__Your assignment__: Please state how many lines of the records below contain the word "graves". Give the number and nothing else.

##########

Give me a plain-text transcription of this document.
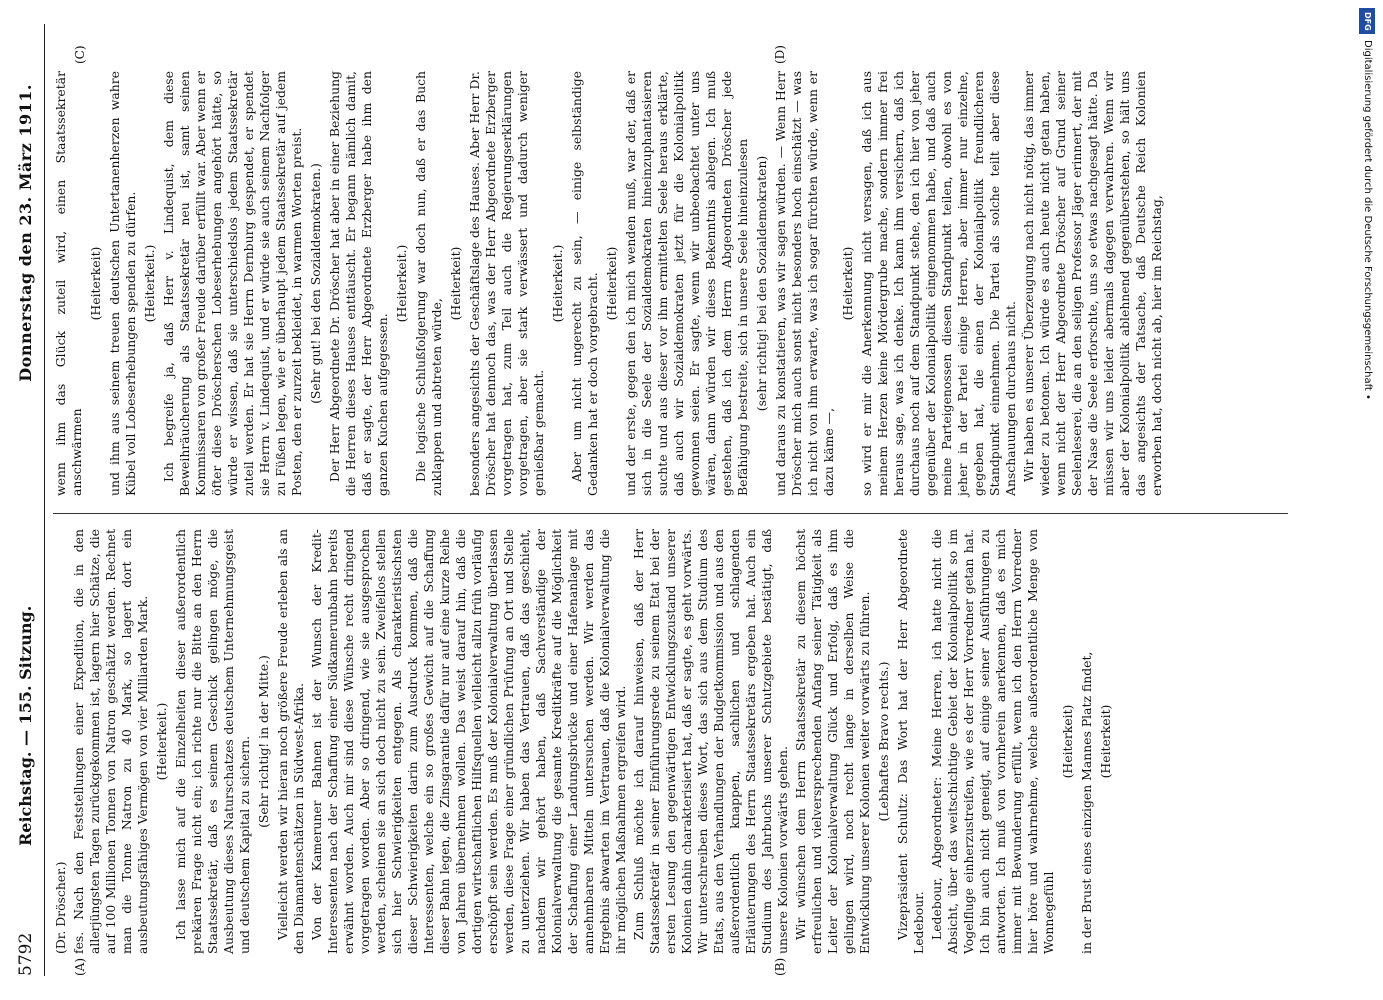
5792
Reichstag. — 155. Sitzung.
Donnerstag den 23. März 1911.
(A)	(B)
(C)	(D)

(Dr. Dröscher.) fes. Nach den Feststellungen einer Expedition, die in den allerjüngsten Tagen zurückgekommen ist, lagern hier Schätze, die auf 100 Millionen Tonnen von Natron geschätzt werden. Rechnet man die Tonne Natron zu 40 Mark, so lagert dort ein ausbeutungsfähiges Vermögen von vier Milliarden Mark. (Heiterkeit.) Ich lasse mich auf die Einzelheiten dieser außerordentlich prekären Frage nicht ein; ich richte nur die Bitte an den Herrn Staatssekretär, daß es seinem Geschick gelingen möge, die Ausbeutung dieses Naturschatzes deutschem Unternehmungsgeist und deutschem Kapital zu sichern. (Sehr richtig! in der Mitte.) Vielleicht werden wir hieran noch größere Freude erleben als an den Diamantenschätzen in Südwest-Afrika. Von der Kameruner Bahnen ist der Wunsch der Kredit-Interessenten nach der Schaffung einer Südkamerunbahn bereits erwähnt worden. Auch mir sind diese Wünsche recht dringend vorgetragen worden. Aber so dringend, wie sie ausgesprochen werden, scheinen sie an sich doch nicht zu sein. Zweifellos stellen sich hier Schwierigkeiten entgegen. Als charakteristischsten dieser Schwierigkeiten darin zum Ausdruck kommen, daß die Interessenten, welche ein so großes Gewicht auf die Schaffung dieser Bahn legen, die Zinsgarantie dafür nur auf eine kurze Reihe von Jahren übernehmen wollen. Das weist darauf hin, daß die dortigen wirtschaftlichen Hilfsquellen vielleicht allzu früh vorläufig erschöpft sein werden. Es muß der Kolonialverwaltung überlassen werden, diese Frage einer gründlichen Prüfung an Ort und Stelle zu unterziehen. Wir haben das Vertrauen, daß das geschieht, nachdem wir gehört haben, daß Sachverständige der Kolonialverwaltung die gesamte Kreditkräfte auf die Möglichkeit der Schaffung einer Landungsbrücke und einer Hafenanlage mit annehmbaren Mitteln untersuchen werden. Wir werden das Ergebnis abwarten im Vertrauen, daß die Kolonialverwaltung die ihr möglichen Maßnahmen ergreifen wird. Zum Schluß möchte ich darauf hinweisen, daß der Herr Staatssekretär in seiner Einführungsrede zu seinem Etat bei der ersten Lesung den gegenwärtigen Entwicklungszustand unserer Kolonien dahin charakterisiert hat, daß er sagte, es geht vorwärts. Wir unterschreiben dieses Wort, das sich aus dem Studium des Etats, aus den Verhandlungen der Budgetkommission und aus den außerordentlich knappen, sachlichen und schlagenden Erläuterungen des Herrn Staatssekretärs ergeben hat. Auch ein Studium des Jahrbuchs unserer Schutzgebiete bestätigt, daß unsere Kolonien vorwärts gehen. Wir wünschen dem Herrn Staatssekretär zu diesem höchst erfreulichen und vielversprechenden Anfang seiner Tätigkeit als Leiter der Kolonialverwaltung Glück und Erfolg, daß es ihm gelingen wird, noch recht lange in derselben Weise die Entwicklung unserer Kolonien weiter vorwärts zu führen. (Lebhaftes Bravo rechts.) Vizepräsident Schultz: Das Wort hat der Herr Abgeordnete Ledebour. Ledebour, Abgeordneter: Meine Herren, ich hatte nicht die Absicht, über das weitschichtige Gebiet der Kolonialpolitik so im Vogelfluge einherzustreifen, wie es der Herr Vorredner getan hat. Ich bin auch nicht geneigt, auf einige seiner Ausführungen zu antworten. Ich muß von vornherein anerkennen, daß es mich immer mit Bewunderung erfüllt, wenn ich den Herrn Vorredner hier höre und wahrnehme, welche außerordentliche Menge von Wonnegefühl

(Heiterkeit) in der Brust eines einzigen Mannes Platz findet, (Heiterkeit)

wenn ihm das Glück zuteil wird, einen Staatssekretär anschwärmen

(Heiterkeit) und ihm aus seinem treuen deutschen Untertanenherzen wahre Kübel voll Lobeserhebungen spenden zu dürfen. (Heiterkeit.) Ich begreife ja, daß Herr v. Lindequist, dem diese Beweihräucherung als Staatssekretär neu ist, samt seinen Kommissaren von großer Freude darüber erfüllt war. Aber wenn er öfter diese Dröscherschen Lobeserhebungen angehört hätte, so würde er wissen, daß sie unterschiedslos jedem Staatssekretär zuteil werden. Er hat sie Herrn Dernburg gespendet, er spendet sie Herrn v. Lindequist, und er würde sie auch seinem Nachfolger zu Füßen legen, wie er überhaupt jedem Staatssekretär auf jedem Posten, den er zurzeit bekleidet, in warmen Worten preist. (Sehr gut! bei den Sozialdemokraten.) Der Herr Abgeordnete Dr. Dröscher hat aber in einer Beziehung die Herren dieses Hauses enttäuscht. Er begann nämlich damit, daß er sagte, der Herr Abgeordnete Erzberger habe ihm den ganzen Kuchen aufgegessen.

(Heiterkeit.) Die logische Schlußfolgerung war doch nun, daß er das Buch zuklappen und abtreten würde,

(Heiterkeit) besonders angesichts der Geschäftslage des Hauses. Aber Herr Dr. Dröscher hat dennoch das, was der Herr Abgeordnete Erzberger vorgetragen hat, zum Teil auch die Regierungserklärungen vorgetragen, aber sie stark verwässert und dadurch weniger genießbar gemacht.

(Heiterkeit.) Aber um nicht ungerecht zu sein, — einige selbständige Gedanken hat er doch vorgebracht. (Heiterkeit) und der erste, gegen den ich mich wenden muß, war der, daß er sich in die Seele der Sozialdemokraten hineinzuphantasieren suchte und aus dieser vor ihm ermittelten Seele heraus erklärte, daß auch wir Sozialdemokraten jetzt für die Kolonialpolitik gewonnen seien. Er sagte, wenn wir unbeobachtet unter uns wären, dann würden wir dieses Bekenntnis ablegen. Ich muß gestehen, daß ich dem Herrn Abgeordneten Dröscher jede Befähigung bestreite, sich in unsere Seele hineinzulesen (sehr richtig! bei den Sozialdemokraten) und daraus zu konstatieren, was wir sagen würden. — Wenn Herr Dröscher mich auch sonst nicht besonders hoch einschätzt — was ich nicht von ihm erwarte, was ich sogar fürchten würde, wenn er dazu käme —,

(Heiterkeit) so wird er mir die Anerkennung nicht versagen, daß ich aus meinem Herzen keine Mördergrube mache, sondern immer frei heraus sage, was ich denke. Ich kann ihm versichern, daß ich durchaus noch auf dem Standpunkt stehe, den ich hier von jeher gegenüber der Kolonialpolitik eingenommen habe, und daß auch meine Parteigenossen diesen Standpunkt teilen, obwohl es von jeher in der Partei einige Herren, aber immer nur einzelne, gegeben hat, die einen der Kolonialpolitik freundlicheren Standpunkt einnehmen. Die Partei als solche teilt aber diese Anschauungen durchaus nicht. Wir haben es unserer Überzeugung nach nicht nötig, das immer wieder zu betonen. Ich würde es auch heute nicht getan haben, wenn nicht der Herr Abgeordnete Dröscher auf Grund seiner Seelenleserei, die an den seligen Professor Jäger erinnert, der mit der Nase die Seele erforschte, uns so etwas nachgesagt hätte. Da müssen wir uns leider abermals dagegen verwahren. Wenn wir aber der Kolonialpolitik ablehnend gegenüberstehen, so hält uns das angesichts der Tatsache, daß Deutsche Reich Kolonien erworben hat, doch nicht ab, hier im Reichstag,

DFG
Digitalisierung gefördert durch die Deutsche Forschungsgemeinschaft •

##########

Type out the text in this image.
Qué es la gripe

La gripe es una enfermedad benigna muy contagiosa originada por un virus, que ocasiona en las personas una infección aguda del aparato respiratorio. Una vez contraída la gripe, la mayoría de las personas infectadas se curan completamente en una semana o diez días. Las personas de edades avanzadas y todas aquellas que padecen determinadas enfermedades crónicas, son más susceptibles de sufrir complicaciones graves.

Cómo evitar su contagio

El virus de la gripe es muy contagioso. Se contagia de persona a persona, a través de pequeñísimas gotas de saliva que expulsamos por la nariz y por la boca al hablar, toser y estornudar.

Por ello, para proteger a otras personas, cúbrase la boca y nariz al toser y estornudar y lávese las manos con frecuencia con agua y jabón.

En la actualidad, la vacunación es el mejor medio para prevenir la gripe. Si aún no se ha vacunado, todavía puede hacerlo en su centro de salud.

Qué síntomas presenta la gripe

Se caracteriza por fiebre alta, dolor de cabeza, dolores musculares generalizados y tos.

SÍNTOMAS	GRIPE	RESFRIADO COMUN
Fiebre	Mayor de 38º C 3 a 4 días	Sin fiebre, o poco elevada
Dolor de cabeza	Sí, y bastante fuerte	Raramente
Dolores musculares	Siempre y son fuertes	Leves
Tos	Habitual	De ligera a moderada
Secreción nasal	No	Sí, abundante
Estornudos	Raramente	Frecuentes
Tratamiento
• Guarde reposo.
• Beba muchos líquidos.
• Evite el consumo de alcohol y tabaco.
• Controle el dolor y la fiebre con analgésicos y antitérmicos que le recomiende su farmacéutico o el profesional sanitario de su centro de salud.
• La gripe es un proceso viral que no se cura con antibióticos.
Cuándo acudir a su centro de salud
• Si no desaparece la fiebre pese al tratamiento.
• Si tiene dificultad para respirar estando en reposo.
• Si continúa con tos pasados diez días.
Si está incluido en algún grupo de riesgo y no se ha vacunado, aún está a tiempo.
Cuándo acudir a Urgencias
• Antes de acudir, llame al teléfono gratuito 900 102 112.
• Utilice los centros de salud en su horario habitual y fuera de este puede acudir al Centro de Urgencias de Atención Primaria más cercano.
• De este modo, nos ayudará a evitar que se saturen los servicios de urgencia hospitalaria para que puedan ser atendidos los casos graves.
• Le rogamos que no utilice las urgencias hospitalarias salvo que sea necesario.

##########

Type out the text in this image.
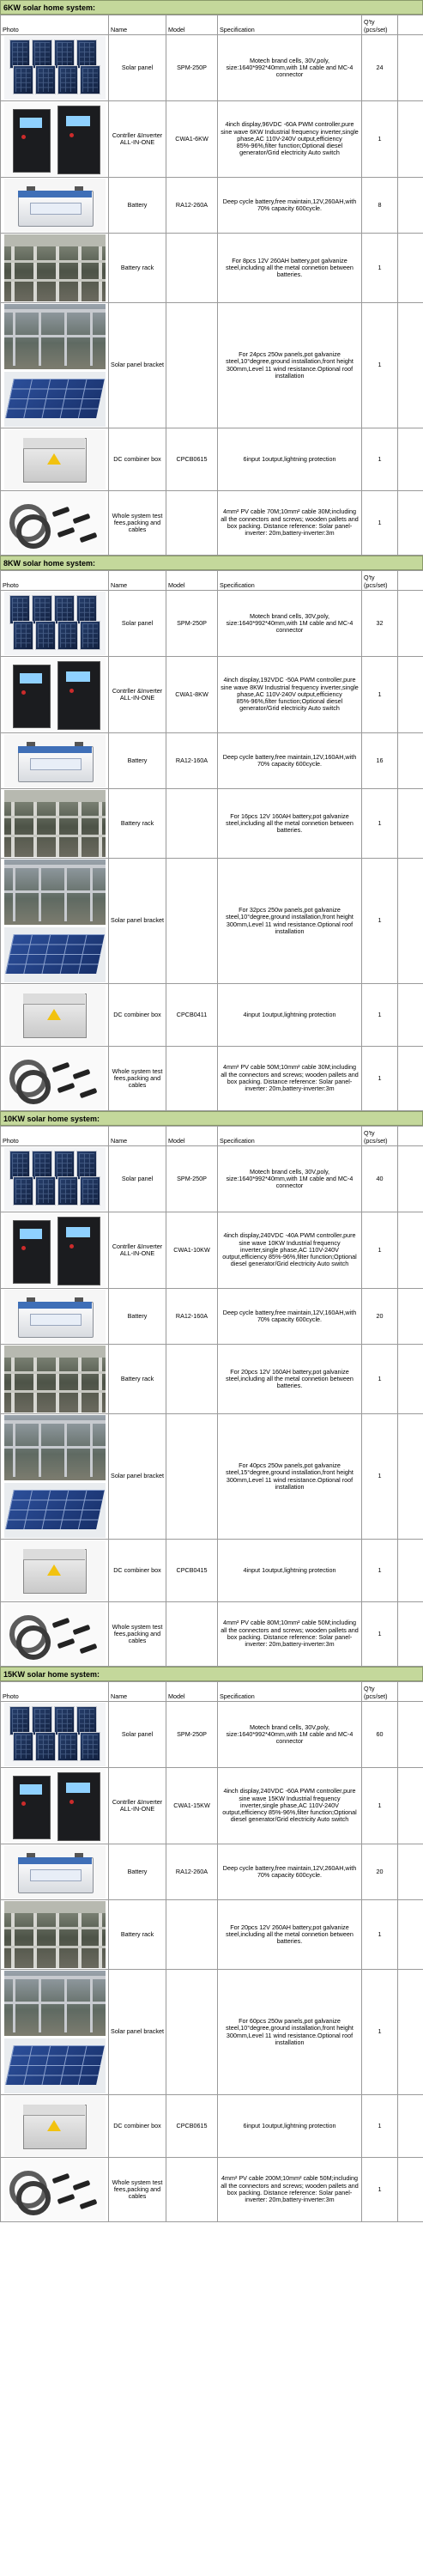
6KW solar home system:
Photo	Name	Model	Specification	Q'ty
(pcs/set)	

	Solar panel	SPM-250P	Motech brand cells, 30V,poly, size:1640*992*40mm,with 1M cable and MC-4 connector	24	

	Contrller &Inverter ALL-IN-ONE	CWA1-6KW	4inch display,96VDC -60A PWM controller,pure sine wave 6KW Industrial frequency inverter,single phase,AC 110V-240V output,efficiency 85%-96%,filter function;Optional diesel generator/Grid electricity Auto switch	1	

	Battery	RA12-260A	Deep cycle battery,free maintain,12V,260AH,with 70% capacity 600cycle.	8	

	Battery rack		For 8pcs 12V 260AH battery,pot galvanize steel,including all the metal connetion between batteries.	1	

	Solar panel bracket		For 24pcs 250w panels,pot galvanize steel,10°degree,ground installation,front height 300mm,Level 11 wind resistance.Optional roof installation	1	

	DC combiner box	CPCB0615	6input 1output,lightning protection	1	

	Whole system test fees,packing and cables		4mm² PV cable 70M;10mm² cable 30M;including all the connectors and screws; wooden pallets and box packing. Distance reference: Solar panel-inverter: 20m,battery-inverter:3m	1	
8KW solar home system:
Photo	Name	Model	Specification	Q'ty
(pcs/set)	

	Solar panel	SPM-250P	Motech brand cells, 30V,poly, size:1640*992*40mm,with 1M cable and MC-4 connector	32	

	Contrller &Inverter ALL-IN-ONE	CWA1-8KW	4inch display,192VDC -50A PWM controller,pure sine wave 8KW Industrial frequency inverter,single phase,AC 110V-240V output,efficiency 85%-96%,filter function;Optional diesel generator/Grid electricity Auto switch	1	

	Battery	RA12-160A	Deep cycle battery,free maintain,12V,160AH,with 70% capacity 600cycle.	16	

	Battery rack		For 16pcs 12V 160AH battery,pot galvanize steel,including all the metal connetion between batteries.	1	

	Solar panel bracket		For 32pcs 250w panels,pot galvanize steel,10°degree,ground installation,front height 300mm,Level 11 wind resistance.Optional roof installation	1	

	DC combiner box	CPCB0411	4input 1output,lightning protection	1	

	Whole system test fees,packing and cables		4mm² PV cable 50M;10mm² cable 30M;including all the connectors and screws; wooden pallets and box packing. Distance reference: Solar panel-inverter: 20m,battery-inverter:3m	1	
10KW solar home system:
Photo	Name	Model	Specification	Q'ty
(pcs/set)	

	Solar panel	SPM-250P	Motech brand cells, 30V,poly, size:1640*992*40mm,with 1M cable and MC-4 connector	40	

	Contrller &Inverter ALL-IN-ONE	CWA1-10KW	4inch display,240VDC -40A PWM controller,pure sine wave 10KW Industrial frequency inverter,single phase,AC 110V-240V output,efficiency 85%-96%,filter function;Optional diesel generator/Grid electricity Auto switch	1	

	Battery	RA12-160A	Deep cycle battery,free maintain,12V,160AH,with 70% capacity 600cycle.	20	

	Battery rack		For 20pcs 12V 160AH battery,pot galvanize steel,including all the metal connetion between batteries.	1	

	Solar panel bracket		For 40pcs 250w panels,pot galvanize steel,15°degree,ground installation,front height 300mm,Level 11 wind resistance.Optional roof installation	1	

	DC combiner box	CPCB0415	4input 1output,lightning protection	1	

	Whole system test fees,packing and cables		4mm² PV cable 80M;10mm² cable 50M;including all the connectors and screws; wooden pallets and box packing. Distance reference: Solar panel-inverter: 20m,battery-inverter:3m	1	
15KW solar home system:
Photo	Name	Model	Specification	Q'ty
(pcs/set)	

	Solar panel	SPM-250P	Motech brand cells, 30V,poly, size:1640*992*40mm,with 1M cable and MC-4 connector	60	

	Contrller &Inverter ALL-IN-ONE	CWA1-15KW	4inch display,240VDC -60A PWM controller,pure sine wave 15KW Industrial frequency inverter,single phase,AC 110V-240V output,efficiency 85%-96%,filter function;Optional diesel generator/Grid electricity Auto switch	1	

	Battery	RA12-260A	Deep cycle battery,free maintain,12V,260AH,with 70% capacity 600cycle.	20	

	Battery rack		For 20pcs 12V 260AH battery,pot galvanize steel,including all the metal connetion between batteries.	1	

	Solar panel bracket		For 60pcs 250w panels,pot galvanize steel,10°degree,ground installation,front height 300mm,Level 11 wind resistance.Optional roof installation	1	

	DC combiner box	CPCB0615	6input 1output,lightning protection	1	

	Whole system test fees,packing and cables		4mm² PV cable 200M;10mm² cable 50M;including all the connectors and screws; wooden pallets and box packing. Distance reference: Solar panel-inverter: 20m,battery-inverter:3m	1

##########

__Solution to the exercise__: 2